WORKING DATA:
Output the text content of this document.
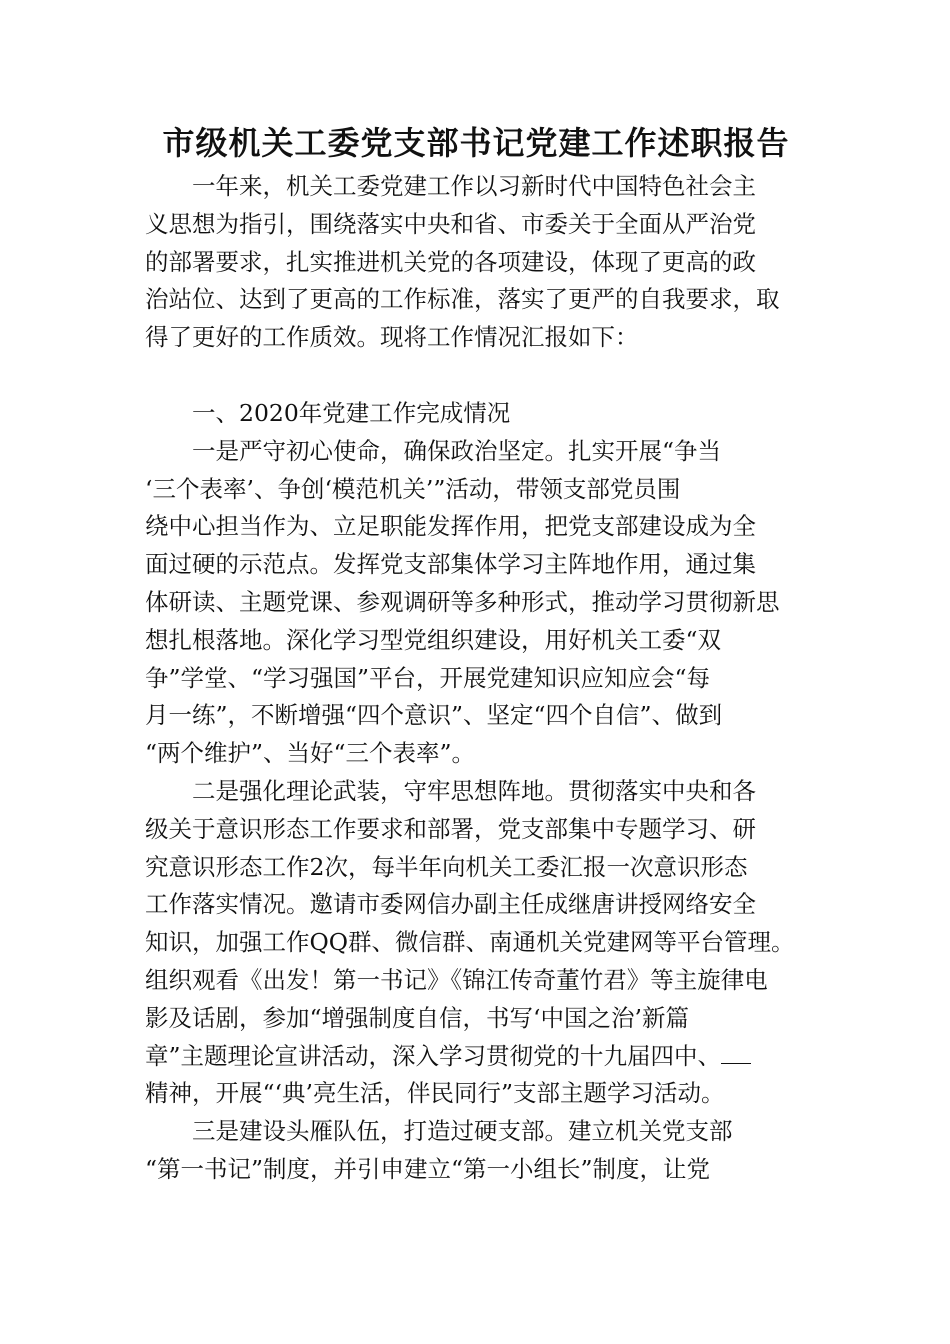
市级机关工委党支部书记党建工作述职报告

一年来，机关工委党建工作以习新时代中国特色社会主
义思想为指引，围绕落实中央和省、市委关于全面从严治党
的部署要求，扎实推进机关党的各项建设，体现了更高的政
治站位、达到了更高的工作标准，落实了更严的自我要求，取
得了更好的工作质效。现将工作情况汇报如下：

一、2020年党建工作完成情况

一是严守初心使命，确保政治坚定。扎实开展“争当
‘三个表率’、争创‘模范机关’”活动，带领支部党员围
绕中心担当作为、立足职能发挥作用，把党支部建设成为全
面过硬的示范点。发挥党支部集体学习主阵地作用，通过集
体研读、主题党课、参观调研等多种形式，推动学习贯彻新思
想扎根落地。深化学习型党组织建设，用好机关工委“双
争”学堂、“学习强国”平台，开展党建知识应知应会“每
月一练”，不断增强“四个意识”、坚定“四个自信”、做到
“两个维护”、当好“三个表率”。

二是强化理论武装，守牢思想阵地。贯彻落实中央和各
级关于意识形态工作要求和部署，党支部集中专题学习、研
究意识形态工作2次，每半年向机关工委汇报一次意识形态
工作落实情况。邀请市委网信办副主任成继唐讲授网络安全
知识，加强工作QQ群、微信群、南通机关党建网等平台管理。
组织观看《出发！第一书记》《锦江传奇董竹君》等主旋律电
影及话剧，参加“增强制度自信，书写‘中国之治’新篇
章”主题理论宣讲活动，深入学习贯彻党的十九届四中、
精神，开展“‘典’亮生活，伴民同行”支部主题学习活动。

三是建设头雁队伍，打造过硬支部。建立机关党支部
“第一书记”制度，并引申建立“第一小组长”制度，让党
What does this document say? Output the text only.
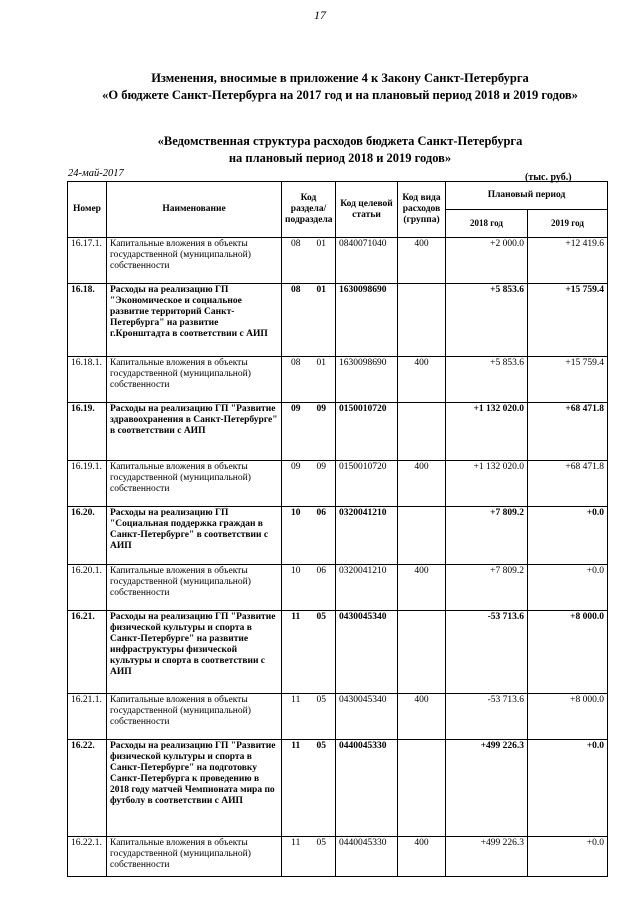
17
Изменения, вносимые в приложение 4 к Закону Санкт-Петербурга
«О бюджете Санкт-Петербурга на 2017 год и на плановый период 2018 и 2019 годов»
«Ведомственная структура расходов бюджета Санкт-Петербурга
на плановый период 2018 и 2019 годов»
24-май-2017	(тыс. руб.)
Номер	Наименование	Код раздела/ подраздела	Код целевой статьи	Код вида расходов (группа)	Плановый период	
					2018 год	2019 год
16.17.1.	Капитальные вложения в объекты государственной (муниципальной) собственности	08 01	0840071040	400	+2 000.0	+12 419.6
16.18.	Расходы на реализацию ГП "Экономическое и социальное развитие территорий Санкт-Петербурга" на развитие г.Кронштадта в соответствии с АИП	08 01	1630098690		+5 853.6	+15 759.4
16.18.1.	Капитальные вложения в объекты государственной (муниципальной) собственности	08 01	1630098690	400	+5 853.6	+15 759.4
16.19.	Расходы на реализацию ГП "Развитие здравоохранения в Санкт-Петербурге" в соответствии с АИП	09 09	0150010720		+1 132 020.0	+68 471.8
16.19.1.	Капитальные вложения в объекты государственной (муниципальной) собственности	09 09	0150010720	400	+1 132 020.0	+68 471.8
16.20.	Расходы на реализацию ГП "Социальная поддержка граждан в Санкт-Петербурге" в соответствии с АИП	10 06	0320041210		+7 809.2	+0.0
16.20.1.	Капитальные вложения в объекты государственной (муниципальной) собственности	10 06	0320041210	400	+7 809.2	+0.0
16.21.	Расходы на реализацию ГП "Развитие физической культуры и спорта в Санкт-Петербурге" на развитие инфраструктуры физической культуры и спорта в соответствии с АИП	11 05	0430045340		-53 713.6	+8 000.0
16.21.1.	Капитальные вложения в объекты государственной (муниципальной) собственности	11 05	0430045340	400	-53 713.6	+8 000.0
16.22.	Расходы на реализацию ГП "Развитие физической культуры и спорта в Санкт-Петербурге" на подготовку Санкт-Петербурга к проведению в 2018 году матчей Чемпионата мира по футболу в соответствии с АИП	11 05	0440045330		+499 226.3	+0.0
16.22.1.	Капитальные вложения в объекты государственной (муниципальной) собственности	11 05	0440045330	400	+499 226.3	+0.0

TASK: Copy out every line holding the string "text".

SOLUTION TO THIS PROBLEM:
Output the text content of this document.
What does this document say? Output the text only.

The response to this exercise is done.